⟨

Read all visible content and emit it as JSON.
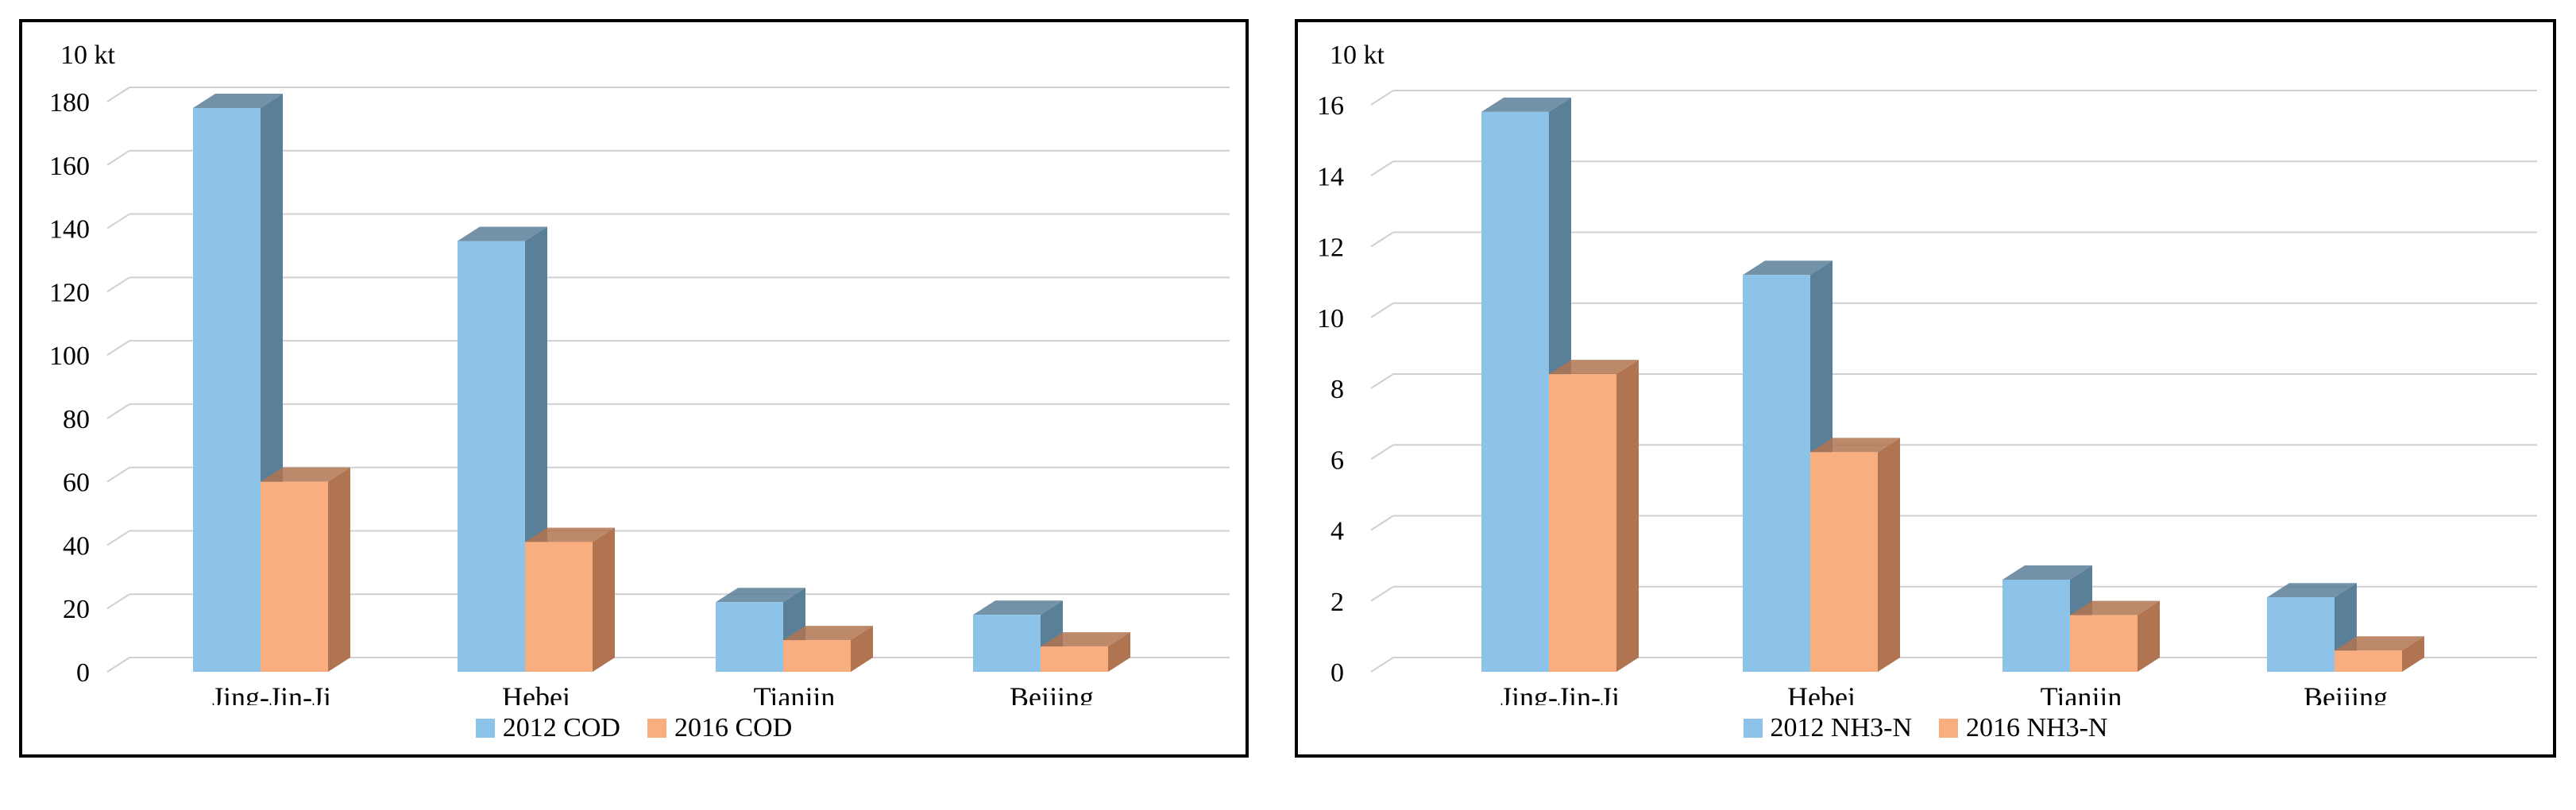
{
  "chart_data": [
    {
      "type": "bar",
      "unit_label": "10 kt",
      "categories": [
        "Jing-Jin-Ji",
        "Hebei",
        "Tianjin",
        "Beijing"
      ],
      "series": [
        {
          "name": "2012 COD",
          "values": [
            178,
            136,
            22,
            18
          ],
          "color": "#8DC3E8",
          "side_color": "#5A7F99"
        },
        {
          "name": "2016 COD",
          "values": [
            60,
            41,
            10,
            8
          ],
          "color": "#F9AE7F",
          "side_color": "#B07450"
        }
      ],
      "ylim": [
        0,
        180
      ],
      "yticks": [
        0,
        20,
        40,
        60,
        80,
        100,
        120,
        140,
        160,
        180
      ],
      "grid": true,
      "legend_position": "bottom"
    },
    {
      "type": "bar",
      "unit_label": "10 kt",
      "categories": [
        "Jing-Jin-Ji",
        "Hebei",
        "Tianjin",
        "Beijing"
      ],
      "series": [
        {
          "name": "2012 NH3-N",
          "values": [
            15.8,
            11.2,
            2.6,
            2.1
          ],
          "color": "#8DC3E8",
          "side_color": "#5A7F99"
        },
        {
          "name": "2016 NH3-N",
          "values": [
            8.4,
            6.2,
            1.6,
            0.6
          ],
          "color": "#F9AE7F",
          "side_color": "#B07450"
        }
      ],
      "ylim": [
        0,
        16
      ],
      "yticks": [
        0,
        2,
        4,
        6,
        8,
        10,
        12,
        14,
        16
      ],
      "grid": true,
      "legend_position": "bottom"
    }
  ]
}
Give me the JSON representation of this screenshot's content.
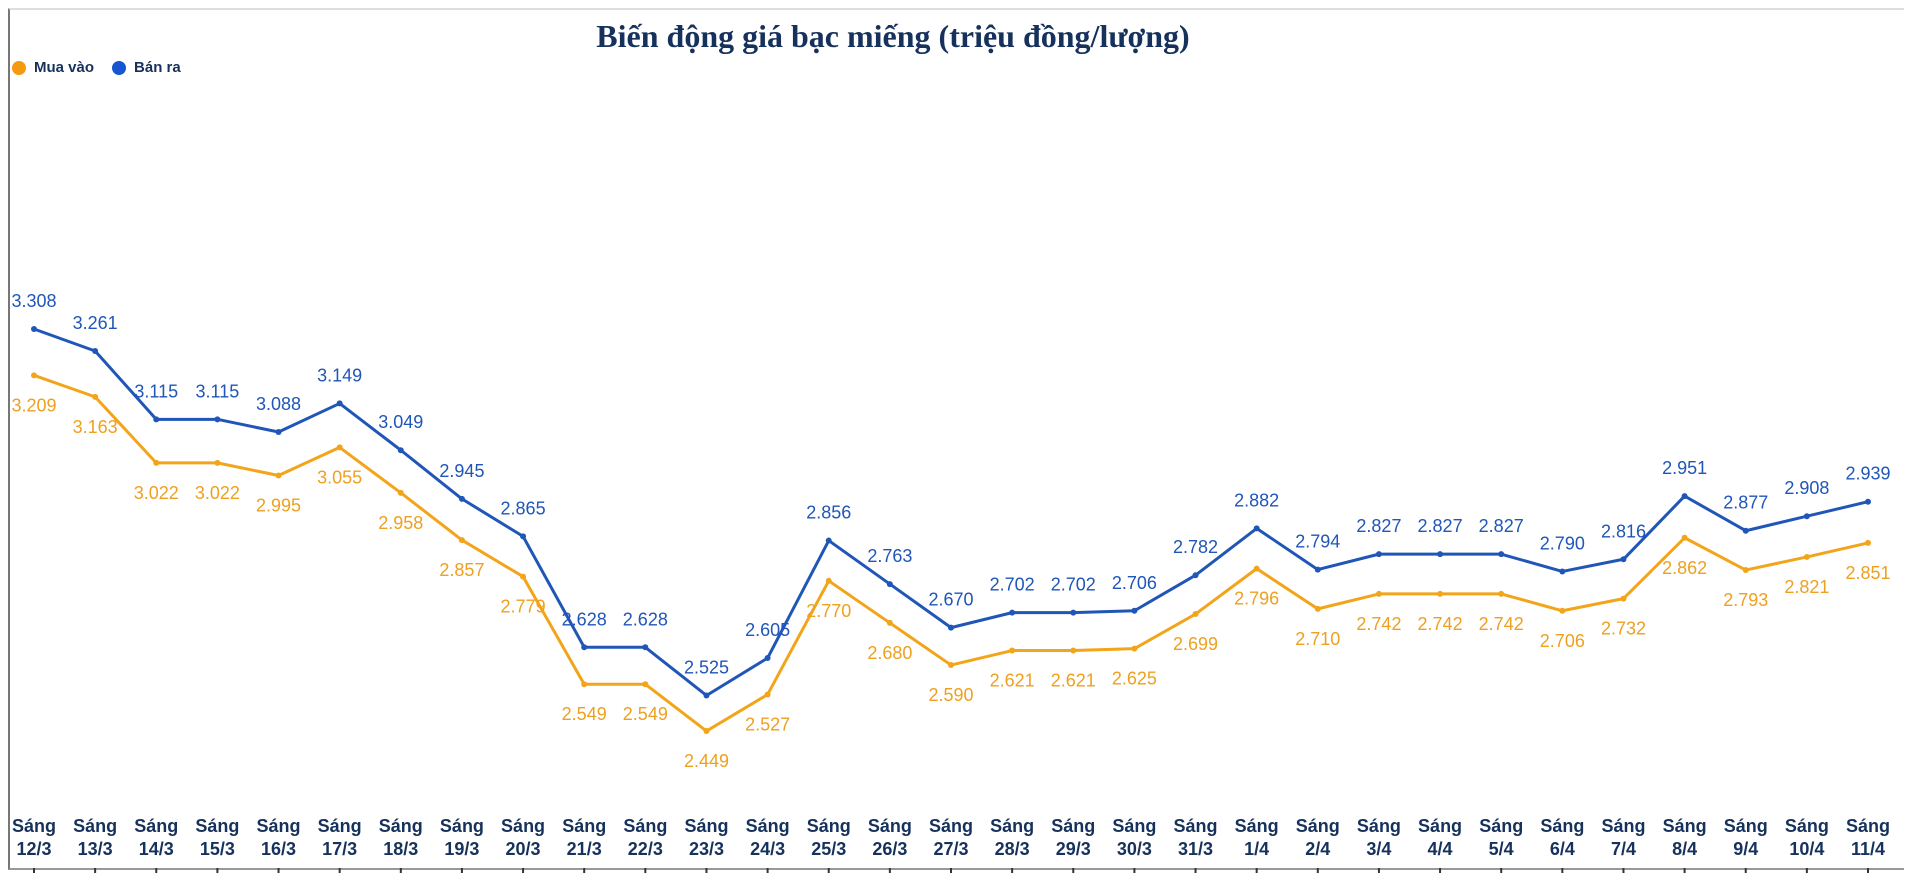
{
  "chart_data": {
    "type": "line",
    "title": "Biến động giá bạc miếng (triệu đồng/lượng)",
    "xlabel": "",
    "ylabel": "",
    "ylim": [
      2.135,
      4.011
    ],
    "grid": false,
    "legend_position": "top-left",
    "categories": [
      "Sáng 12/3",
      "Sáng 13/3",
      "Sáng 14/3",
      "Sáng 15/3",
      "Sáng 16/3",
      "Sáng 17/3",
      "Sáng 18/3",
      "Sáng 19/3",
      "Sáng 20/3",
      "Sáng 21/3",
      "Sáng 22/3",
      "Sáng 23/3",
      "Sáng 24/3",
      "Sáng 25/3",
      "Sáng 26/3",
      "Sáng 27/3",
      "Sáng 28/3",
      "Sáng 29/3",
      "Sáng 30/3",
      "Sáng 31/3",
      "Sáng 1/4",
      "Sáng 2/4",
      "Sáng 3/4",
      "Sáng 4/4",
      "Sáng 5/4",
      "Sáng 6/4",
      "Sáng 7/4",
      "Sáng 8/4",
      "Sáng 9/4",
      "Sáng 10/4",
      "Sáng 11/4"
    ],
    "series": [
      {
        "name": "Mua vào",
        "color": "#f2a51a",
        "label_color": "#eea020",
        "values": [
          3.209,
          3.163,
          3.022,
          3.022,
          2.995,
          3.055,
          2.958,
          2.857,
          2.779,
          2.549,
          2.549,
          2.449,
          2.527,
          2.77,
          2.68,
          2.59,
          2.621,
          2.621,
          2.625,
          2.699,
          2.796,
          2.71,
          2.742,
          2.742,
          2.742,
          2.706,
          2.732,
          2.862,
          2.793,
          2.821,
          2.851
        ]
      },
      {
        "name": "Bán ra",
        "color": "#1f56b8",
        "label_color": "#1f56b8",
        "values": [
          3.308,
          3.261,
          3.115,
          3.115,
          3.088,
          3.149,
          3.049,
          2.945,
          2.865,
          2.628,
          2.628,
          2.525,
          2.605,
          2.856,
          2.763,
          2.67,
          2.702,
          2.702,
          2.706,
          2.782,
          2.882,
          2.794,
          2.827,
          2.827,
          2.827,
          2.79,
          2.816,
          2.951,
          2.877,
          2.908,
          2.939
        ]
      }
    ]
  }
}
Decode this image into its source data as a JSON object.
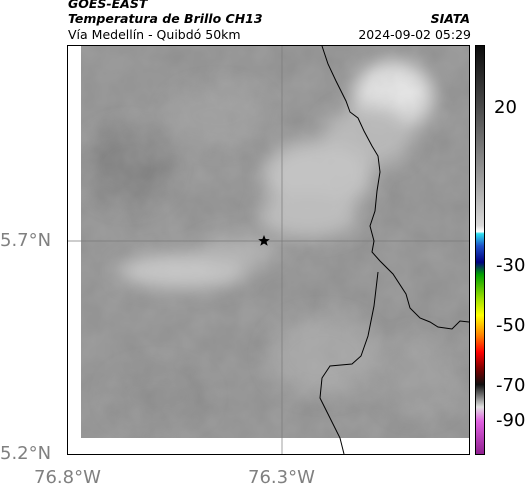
{
  "header": {
    "satellite": "GOES-EAST",
    "product": "Temperatura de Brillo CH13",
    "region": "Vía Medellín - Quibdó 50km",
    "agency": "SIATA",
    "timestamp": "2024-09-02 05:29"
  },
  "map": {
    "lat_labels": [
      "5.7°N",
      "5.2°N"
    ],
    "lon_labels": [
      "76.8°W",
      "76.3°W"
    ],
    "marker_icon": "star-icon",
    "basemap_color": "#8f8f8f",
    "coastline_color": "#000000"
  },
  "colorbar": {
    "tick_labels": [
      "20",
      "-30",
      "-50",
      "-70",
      "-90"
    ],
    "stops": [
      {
        "pos": 0.0,
        "color": "#0c0c0c"
      },
      {
        "pos": 0.15,
        "color": "#4a4a4a"
      },
      {
        "pos": 0.32,
        "color": "#9a9a9a"
      },
      {
        "pos": 0.44,
        "color": "#d9d9d9"
      },
      {
        "pos": 0.455,
        "color": "#ffffff"
      },
      {
        "pos": 0.46,
        "color": "#2ee0f0"
      },
      {
        "pos": 0.49,
        "color": "#1e50c8"
      },
      {
        "pos": 0.53,
        "color": "#000080"
      },
      {
        "pos": 0.56,
        "color": "#00a000"
      },
      {
        "pos": 0.62,
        "color": "#a0e000"
      },
      {
        "pos": 0.66,
        "color": "#ffff00"
      },
      {
        "pos": 0.71,
        "color": "#ff8000"
      },
      {
        "pos": 0.75,
        "color": "#ff0000"
      },
      {
        "pos": 0.79,
        "color": "#800000"
      },
      {
        "pos": 0.83,
        "color": "#101010"
      },
      {
        "pos": 0.86,
        "color": "#808080"
      },
      {
        "pos": 0.885,
        "color": "#e0e0e0"
      },
      {
        "pos": 0.92,
        "color": "#e060e0"
      },
      {
        "pos": 1.0,
        "color": "#902090"
      }
    ]
  }
}
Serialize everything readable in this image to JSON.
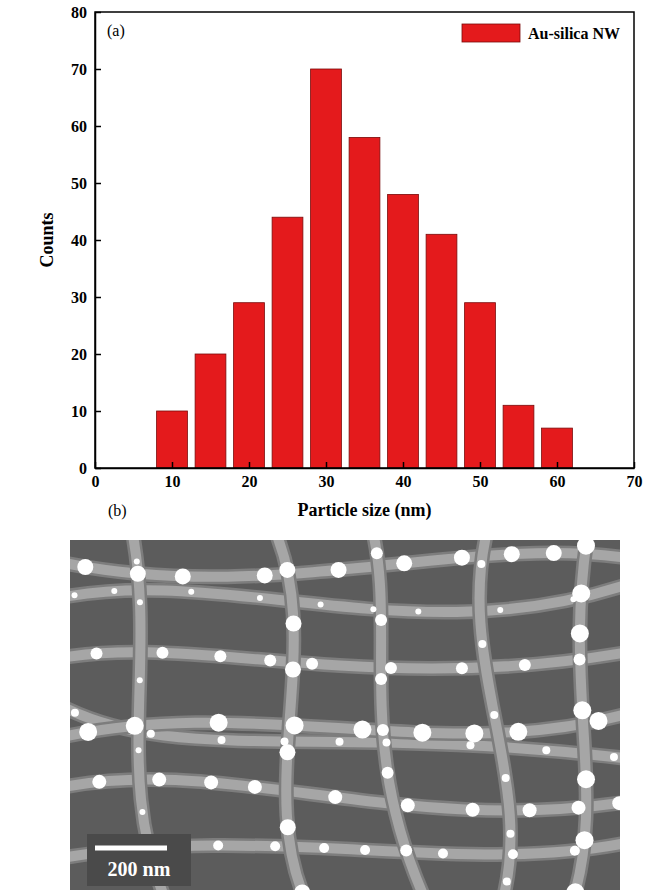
{
  "chart_data": {
    "type": "bar",
    "annotations": [
      "(a)"
    ],
    "x": [
      10,
      15,
      20,
      25,
      30,
      35,
      40,
      45,
      50,
      55,
      60
    ],
    "series": [
      {
        "name": "Au-silica NW",
        "color": "#e41a1c",
        "values": [
          10,
          20,
          29,
          44,
          70,
          58,
          48,
          41,
          29,
          11,
          7
        ]
      }
    ],
    "x_label": "Particle size (nm)",
    "y_label": "Counts",
    "xlim": [
      0,
      70
    ],
    "xticks": [
      0,
      10,
      20,
      30,
      40,
      50,
      60,
      70
    ],
    "ylim": [
      0,
      80
    ],
    "yticks": [
      0,
      10,
      20,
      30,
      40,
      50,
      60,
      70,
      80
    ],
    "grid": false,
    "legend": "top-right"
  },
  "image": {
    "panel_label": "(b)",
    "scale_bar_label": "200 nm"
  }
}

⟩

Stated problem => Copy each line above where the string "image" occurs.

Final result =>
Decode this image into its source data as a JSON object.
Serialize everything readable in this image to JSON.
  "image": {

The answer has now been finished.